─── The data

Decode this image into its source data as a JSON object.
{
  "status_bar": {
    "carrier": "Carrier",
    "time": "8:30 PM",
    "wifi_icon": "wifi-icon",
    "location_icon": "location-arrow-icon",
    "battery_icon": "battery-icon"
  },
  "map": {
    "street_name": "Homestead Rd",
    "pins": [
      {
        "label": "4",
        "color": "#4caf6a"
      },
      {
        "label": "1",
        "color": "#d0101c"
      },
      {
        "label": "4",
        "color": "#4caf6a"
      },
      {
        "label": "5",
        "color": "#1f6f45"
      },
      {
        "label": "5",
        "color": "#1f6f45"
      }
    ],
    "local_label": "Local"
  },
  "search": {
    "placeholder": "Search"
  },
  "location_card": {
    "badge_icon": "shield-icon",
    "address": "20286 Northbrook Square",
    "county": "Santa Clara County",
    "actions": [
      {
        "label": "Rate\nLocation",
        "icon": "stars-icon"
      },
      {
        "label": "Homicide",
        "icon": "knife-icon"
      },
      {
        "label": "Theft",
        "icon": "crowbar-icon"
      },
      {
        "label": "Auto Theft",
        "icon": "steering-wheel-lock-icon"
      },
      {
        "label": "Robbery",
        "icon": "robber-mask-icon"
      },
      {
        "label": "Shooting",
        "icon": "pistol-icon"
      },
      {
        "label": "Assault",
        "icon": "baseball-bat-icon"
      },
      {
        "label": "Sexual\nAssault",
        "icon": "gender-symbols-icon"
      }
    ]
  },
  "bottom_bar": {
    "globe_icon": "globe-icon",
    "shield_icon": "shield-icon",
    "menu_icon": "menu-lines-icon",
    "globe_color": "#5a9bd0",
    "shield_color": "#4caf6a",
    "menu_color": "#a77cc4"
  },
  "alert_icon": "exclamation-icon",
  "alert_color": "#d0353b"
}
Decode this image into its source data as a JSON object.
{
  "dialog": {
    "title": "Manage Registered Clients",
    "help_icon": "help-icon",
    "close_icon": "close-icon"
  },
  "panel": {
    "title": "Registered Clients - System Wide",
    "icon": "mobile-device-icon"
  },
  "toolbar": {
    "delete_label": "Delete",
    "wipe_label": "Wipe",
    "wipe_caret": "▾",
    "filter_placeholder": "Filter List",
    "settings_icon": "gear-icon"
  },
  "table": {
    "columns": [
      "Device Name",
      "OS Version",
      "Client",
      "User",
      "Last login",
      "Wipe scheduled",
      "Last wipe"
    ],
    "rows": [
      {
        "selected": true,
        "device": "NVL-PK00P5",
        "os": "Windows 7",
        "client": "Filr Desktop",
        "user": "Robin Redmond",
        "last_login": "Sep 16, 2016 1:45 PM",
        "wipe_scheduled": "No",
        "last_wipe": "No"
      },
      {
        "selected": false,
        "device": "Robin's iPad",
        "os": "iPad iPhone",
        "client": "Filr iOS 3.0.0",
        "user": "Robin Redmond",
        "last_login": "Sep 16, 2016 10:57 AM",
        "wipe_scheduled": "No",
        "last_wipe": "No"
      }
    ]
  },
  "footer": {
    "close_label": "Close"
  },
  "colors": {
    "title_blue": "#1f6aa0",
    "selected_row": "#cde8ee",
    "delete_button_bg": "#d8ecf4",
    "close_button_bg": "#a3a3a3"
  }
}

──────

Given instruction: Find the string "Filr" in the entries above and return each line that holds it.

Answer for this exercise:
        "client": "Filr Desktop",
        "client": "Filr iOS 3.0.0",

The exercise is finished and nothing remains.